What to do:
Give all of the lines again, with nothing added or dropped.

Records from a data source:
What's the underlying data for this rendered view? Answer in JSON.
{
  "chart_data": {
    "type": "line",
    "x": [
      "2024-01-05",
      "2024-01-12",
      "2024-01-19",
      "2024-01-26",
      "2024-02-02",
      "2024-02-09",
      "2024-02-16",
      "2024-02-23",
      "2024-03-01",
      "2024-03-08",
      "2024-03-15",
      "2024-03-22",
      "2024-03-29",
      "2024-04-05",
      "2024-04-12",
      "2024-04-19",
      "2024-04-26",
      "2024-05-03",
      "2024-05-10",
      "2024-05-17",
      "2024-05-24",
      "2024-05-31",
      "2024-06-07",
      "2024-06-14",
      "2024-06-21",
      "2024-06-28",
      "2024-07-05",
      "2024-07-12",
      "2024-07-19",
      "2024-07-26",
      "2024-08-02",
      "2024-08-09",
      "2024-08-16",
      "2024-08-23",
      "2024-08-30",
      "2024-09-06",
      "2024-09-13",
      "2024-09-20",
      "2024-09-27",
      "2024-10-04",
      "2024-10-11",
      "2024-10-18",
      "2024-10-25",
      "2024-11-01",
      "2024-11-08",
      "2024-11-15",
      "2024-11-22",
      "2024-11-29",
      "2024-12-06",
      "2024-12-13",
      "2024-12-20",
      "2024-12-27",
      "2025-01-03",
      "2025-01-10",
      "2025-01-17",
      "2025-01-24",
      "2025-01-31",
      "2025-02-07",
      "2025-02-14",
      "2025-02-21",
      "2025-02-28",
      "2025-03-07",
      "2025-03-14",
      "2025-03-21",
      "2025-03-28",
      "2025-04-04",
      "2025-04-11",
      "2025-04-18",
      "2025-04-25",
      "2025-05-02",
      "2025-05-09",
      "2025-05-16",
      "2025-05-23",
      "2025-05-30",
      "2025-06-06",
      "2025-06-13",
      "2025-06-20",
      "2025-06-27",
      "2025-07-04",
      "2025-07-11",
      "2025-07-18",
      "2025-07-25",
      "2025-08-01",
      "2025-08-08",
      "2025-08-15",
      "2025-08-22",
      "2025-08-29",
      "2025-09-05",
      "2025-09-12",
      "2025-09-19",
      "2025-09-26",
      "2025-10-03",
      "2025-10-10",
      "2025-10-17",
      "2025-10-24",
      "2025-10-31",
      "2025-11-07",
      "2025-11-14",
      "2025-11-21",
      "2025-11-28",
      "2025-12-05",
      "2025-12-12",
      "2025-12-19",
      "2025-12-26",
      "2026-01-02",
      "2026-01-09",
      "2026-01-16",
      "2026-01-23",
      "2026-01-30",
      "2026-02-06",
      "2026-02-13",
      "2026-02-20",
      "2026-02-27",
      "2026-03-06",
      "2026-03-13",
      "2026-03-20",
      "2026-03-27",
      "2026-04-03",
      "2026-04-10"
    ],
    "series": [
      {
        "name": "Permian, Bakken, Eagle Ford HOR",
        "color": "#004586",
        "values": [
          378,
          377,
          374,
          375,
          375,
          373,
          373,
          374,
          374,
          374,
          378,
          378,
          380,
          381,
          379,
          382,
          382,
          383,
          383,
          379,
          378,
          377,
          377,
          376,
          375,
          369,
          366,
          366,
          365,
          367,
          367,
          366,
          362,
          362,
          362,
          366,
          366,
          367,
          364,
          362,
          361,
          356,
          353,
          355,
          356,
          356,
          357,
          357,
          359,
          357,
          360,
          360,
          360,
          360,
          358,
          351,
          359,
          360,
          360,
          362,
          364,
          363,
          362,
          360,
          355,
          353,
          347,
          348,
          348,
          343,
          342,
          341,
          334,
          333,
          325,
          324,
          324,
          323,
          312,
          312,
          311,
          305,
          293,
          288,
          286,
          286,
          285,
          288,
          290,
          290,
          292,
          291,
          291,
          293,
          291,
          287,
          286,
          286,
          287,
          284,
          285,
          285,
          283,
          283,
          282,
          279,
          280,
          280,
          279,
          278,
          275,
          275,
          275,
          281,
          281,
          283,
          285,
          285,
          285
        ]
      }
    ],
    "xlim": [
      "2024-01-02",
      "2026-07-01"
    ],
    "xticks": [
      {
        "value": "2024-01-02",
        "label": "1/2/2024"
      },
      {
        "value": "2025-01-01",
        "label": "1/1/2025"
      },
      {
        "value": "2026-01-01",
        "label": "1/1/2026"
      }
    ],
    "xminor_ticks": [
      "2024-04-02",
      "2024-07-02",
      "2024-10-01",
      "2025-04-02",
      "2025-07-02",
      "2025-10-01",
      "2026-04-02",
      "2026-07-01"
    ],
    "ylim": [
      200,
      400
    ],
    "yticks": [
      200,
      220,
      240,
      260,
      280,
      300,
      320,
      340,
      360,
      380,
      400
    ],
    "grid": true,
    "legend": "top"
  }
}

Solution below:
What's the underlying data for this rendered view? Answer in JSON.
{
  "chart_data": {
    "type": "line",
    "x": [
      "2024-01-05",
      "2024-01-12",
      "2024-01-19",
      "2024-01-26",
      "2024-02-02",
      "2024-02-09",
      "2024-02-16",
      "2024-02-23",
      "2024-03-01",
      "2024-03-08",
      "2024-03-15",
      "2024-03-22",
      "2024-03-29",
      "2024-04-05",
      "2024-04-12",
      "2024-04-19",
      "2024-04-26",
      "2024-05-03",
      "2024-05-10",
      "2024-05-17",
      "2024-05-24",
      "2024-05-31",
      "2024-06-07",
      "2024-06-14",
      "2024-06-21",
      "2024-06-28",
      "2024-07-05",
      "2024-07-12",
      "2024-07-19",
      "2024-07-26",
      "2024-08-02",
      "2024-08-09",
      "2024-08-16",
      "2024-08-23",
      "2024-08-30",
      "2024-09-06",
      "2024-09-13",
      "2024-09-20",
      "2024-09-27",
      "2024-10-04",
      "2024-10-11",
      "2024-10-18",
      "2024-10-25",
      "2024-11-01",
      "2024-11-08",
      "2024-11-15",
      "2024-11-22",
      "2024-11-29",
      "2024-12-06",
      "2024-12-13",
      "2024-12-20",
      "2024-12-27",
      "2025-01-03",
      "2025-01-10",
      "2025-01-17",
      "2025-01-24",
      "2025-01-31",
      "2025-02-07",
      "2025-02-14",
      "2025-02-21",
      "2025-02-28",
      "2025-03-07",
      "2025-03-14",
      "2025-03-21",
      "2025-03-28",
      "2025-04-04",
      "2025-04-11",
      "2025-04-18",
      "2025-04-25",
      "2025-05-02",
      "2025-05-09",
      "2025-05-16",
      "2025-05-23",
      "2025-05-30",
      "2025-06-06",
      "2025-06-13",
      "2025-06-20",
      "2025-06-27",
      "2025-07-04",
      "2025-07-11",
      "2025-07-18",
      "2025-07-25",
      "2025-08-01",
      "2025-08-08",
      "2025-08-15",
      "2025-08-22",
      "2025-08-29",
      "2025-09-05",
      "2025-09-12",
      "2025-09-19",
      "2025-09-26",
      "2025-10-03",
      "2025-10-10",
      "2025-10-17",
      "2025-10-24",
      "2025-10-31",
      "2025-11-07",
      "2025-11-14",
      "2025-11-21",
      "2025-11-28",
      "2025-12-05",
      "2025-12-12",
      "2025-12-19",
      "2025-12-26",
      "2026-01-02",
      "2026-01-09",
      "2026-01-16",
      "2026-01-23",
      "2026-01-30",
      "2026-02-06",
      "2026-02-13",
      "2026-02-20",
      "2026-02-27",
      "2026-03-06",
      "2026-03-13",
      "2026-03-20",
      "2026-03-27",
      "2026-04-03",
      "2026-04-10"
    ],
    "series": [
      {
        "name": "Permian, Bakken, Eagle Ford HOR",
        "color": "#004586",
        "values": [
          378,
          377,
          374,
          375,
          375,
          373,
          373,
          374,
          374,
          374,
          378,
          378,
          380,
          381,
          379,
          382,
          382,
          383,
          383,
          379,
          378,
          377,
          377,
          376,
          375,
          369,
          366,
          366,
          365,
          367,
          367,
          366,
          362,
          362,
          362,
          366,
          366,
          367,
          364,
          362,
          361,
          356,
          353,
          355,
          356,
          356,
          357,
          357,
          359,
          357,
          360,
          360,
          360,
          360,
          358,
          351,
          359,
          360,
          360,
          362,
          364,
          363,
          362,
          360,
          355,
          353,
          347,
          348,
          348,
          343,
          342,
          341,
          334,
          333,
          325,
          324,
          324,
          323,
          312,
          312,
          311,
          305,
          293,
          288,
          286,
          286,
          285,
          288,
          290,
          290,
          292,
          291,
          291,
          293,
          291,
          287,
          286,
          286,
          287,
          284,
          285,
          285,
          283,
          283,
          282,
          279,
          280,
          280,
          279,
          278,
          275,
          275,
          275,
          281,
          281,
          283,
          285,
          285,
          285
        ]
      }
    ],
    "xlim": [
      "2024-01-02",
      "2026-07-01"
    ],
    "xticks": [
      {
        "value": "2024-01-02",
        "label": "1/2/2024"
      },
      {
        "value": "2025-01-01",
        "label": "1/1/2025"
      },
      {
        "value": "2026-01-01",
        "label": "1/1/2026"
      }
    ],
    "xminor_ticks": [
      "2024-04-02",
      "2024-07-02",
      "2024-10-01",
      "2025-04-02",
      "2025-07-02",
      "2025-10-01",
      "2026-04-02",
      "2026-07-01"
    ],
    "ylim": [
      200,
      400
    ],
    "yticks": [
      200,
      220,
      240,
      260,
      280,
      300,
      320,
      340,
      360,
      380,
      400
    ],
    "grid": true,
    "legend": "top"
  }
}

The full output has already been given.